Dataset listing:
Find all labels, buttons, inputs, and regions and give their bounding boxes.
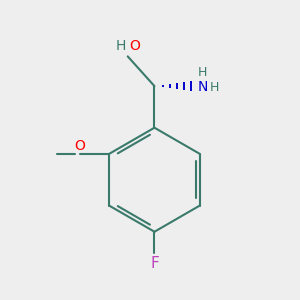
Text: H: H <box>116 39 126 53</box>
Text: O: O <box>74 139 85 152</box>
Text: H: H <box>209 81 219 94</box>
Text: H: H <box>198 66 207 79</box>
Text: O: O <box>129 39 140 53</box>
Text: F: F <box>150 256 159 271</box>
Text: N: N <box>198 80 208 94</box>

# [DIRECTIONS FOR THIS TASK]
Copy the listing above line for line without changing any characters, and leave out the pictures.

# [RESULT]
Find all labels, buttons, inputs, and regions and give their bounding boxes.
Text: H: H <box>116 39 126 53</box>
Text: O: O <box>74 139 85 152</box>
Text: H: H <box>209 81 219 94</box>
Text: H: H <box>198 66 207 79</box>
Text: O: O <box>129 39 140 53</box>
Text: F: F <box>150 256 159 271</box>
Text: N: N <box>198 80 208 94</box>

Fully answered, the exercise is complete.